Dataset records:
— START —

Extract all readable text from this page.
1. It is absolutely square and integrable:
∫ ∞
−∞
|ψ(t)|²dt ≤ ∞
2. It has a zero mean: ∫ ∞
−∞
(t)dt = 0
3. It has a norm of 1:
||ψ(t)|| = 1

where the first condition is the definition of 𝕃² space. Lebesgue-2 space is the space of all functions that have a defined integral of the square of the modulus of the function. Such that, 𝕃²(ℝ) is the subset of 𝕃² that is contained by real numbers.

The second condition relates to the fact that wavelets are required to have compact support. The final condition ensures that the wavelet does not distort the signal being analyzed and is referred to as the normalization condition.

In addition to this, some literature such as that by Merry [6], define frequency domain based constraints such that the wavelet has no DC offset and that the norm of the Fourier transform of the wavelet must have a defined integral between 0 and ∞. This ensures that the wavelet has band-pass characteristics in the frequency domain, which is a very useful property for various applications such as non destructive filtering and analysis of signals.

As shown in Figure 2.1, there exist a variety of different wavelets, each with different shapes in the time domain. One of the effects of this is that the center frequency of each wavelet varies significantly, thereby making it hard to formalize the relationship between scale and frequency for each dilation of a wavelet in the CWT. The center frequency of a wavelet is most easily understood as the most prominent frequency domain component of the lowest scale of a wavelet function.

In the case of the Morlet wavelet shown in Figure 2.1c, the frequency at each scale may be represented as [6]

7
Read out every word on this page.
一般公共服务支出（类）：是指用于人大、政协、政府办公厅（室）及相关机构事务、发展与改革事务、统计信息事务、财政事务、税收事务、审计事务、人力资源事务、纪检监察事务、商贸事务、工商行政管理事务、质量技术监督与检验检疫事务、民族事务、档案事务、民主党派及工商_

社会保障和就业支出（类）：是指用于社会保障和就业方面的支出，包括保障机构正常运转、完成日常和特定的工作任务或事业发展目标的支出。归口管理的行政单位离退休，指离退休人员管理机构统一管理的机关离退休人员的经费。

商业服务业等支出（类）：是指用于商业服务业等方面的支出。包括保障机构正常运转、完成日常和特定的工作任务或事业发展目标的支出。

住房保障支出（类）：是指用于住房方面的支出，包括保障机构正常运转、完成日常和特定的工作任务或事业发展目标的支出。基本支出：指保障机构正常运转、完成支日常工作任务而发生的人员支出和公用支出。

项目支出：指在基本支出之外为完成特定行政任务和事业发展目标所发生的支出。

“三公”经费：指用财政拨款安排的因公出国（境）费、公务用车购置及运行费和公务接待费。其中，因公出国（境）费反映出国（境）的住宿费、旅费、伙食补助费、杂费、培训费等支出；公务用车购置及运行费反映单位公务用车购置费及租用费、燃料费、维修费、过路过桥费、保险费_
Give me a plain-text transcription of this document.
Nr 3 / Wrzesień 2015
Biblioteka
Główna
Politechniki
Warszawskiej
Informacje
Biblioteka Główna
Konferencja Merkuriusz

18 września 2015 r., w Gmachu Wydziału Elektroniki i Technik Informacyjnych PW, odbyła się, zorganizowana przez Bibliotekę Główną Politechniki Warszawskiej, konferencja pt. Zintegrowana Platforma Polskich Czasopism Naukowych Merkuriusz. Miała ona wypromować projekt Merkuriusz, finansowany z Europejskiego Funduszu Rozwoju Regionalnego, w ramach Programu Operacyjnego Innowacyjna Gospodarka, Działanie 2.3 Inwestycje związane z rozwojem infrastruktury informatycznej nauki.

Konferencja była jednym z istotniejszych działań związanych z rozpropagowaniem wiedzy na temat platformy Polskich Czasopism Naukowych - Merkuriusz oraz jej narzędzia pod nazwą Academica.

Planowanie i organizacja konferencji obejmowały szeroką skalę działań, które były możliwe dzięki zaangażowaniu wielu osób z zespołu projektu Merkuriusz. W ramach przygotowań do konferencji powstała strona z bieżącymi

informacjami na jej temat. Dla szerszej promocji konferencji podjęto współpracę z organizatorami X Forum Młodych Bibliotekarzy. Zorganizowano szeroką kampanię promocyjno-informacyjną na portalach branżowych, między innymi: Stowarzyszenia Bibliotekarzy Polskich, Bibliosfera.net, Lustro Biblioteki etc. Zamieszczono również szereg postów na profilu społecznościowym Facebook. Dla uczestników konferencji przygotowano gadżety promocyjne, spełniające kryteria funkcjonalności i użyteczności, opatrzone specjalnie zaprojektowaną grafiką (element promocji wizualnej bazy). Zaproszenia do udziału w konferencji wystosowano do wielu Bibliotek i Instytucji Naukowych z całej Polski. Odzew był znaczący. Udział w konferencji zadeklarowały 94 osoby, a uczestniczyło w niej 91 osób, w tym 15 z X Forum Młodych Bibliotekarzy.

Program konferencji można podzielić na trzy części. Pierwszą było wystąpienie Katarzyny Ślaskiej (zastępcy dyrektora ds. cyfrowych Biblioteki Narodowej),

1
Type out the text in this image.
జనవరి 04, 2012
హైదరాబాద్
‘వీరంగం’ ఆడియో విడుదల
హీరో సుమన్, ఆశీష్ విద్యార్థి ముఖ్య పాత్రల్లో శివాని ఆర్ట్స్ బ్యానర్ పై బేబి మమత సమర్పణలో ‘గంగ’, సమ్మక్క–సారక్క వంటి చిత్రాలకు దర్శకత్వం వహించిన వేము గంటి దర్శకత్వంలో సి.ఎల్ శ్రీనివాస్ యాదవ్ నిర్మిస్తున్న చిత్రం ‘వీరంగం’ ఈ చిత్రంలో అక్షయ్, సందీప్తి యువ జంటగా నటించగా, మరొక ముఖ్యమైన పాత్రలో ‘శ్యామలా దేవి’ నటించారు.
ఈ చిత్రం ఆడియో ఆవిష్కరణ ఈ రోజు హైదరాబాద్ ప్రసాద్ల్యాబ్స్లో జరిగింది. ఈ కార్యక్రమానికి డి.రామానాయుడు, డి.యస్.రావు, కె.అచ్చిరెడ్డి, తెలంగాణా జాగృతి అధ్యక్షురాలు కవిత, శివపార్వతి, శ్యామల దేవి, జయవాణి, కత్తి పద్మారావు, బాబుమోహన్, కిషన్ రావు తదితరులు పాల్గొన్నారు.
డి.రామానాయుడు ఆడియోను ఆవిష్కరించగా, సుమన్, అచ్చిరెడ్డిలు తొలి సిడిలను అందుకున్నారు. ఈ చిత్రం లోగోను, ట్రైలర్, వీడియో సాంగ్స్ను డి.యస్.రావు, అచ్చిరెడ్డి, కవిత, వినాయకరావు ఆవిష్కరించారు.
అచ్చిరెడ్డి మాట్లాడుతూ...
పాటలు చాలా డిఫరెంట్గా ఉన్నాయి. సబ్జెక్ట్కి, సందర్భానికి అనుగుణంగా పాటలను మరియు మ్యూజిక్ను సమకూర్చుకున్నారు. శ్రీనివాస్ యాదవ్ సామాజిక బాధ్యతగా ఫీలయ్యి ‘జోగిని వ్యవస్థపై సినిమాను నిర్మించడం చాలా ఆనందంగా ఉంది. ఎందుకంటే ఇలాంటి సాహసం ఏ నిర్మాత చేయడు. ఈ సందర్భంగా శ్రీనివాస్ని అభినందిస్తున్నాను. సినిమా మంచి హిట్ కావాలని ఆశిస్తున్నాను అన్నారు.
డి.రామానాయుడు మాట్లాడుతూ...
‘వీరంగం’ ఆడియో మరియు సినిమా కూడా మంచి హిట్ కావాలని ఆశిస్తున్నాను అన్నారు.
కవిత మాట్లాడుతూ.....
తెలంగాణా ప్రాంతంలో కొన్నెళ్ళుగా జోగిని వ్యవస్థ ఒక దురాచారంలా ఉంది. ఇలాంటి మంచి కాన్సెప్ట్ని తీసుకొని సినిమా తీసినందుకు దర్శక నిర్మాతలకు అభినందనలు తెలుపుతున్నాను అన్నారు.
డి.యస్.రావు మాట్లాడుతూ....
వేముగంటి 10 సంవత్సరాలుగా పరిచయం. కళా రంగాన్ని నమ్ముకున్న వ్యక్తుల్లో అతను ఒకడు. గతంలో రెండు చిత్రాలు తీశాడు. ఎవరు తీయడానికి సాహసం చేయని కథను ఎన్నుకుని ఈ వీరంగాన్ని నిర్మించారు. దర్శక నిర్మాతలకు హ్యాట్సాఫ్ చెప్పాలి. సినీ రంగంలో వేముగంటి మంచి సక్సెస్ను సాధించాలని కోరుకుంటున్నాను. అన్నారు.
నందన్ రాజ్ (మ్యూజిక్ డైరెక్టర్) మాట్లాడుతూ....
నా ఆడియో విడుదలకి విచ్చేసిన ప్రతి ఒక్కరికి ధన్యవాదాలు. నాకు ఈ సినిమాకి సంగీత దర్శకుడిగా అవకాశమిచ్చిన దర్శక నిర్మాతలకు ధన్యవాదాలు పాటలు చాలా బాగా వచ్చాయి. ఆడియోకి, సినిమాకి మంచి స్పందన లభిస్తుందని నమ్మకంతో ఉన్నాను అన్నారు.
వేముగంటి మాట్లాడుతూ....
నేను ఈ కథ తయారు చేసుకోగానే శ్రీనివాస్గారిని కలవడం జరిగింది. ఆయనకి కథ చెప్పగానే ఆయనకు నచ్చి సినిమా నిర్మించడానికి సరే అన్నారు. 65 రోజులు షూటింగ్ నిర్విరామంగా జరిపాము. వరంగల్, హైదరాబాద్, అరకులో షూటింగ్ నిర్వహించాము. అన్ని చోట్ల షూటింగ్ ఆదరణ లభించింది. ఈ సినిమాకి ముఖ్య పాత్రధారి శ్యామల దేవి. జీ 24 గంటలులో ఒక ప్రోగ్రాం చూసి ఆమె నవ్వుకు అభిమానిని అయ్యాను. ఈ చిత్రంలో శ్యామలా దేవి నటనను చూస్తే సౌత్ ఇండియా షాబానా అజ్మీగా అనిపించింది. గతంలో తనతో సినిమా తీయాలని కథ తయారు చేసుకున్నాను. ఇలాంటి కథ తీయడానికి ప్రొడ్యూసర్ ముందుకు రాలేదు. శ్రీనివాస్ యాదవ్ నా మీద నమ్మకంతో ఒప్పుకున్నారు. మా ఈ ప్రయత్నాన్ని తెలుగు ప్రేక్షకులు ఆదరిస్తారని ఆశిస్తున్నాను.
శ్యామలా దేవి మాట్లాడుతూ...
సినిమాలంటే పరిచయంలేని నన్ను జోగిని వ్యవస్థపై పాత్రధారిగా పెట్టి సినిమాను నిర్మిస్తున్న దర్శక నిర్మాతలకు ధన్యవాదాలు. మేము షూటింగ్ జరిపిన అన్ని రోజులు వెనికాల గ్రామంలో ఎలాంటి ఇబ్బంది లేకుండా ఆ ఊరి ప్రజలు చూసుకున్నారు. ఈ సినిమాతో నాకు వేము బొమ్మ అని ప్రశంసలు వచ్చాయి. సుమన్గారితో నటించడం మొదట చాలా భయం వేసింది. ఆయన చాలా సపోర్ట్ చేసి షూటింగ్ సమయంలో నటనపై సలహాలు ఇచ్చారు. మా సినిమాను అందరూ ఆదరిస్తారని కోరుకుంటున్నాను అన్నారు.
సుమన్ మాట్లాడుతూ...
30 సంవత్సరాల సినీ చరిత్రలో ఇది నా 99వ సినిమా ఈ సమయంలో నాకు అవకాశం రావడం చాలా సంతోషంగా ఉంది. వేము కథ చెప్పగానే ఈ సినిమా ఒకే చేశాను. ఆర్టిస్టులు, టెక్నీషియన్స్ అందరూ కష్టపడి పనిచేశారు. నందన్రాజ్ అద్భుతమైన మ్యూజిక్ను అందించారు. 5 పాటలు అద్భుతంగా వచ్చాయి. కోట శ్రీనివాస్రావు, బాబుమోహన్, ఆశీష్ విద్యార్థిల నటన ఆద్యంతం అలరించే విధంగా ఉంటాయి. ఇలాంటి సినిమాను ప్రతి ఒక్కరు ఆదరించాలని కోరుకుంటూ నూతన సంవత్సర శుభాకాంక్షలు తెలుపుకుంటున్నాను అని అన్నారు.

— END —

What is needed: Each line that holds the word "text" should be extracted from the records.

Output:
Extract all readable text from this page.
Give me a plain-text transcription of this document.
Type out the text in this image.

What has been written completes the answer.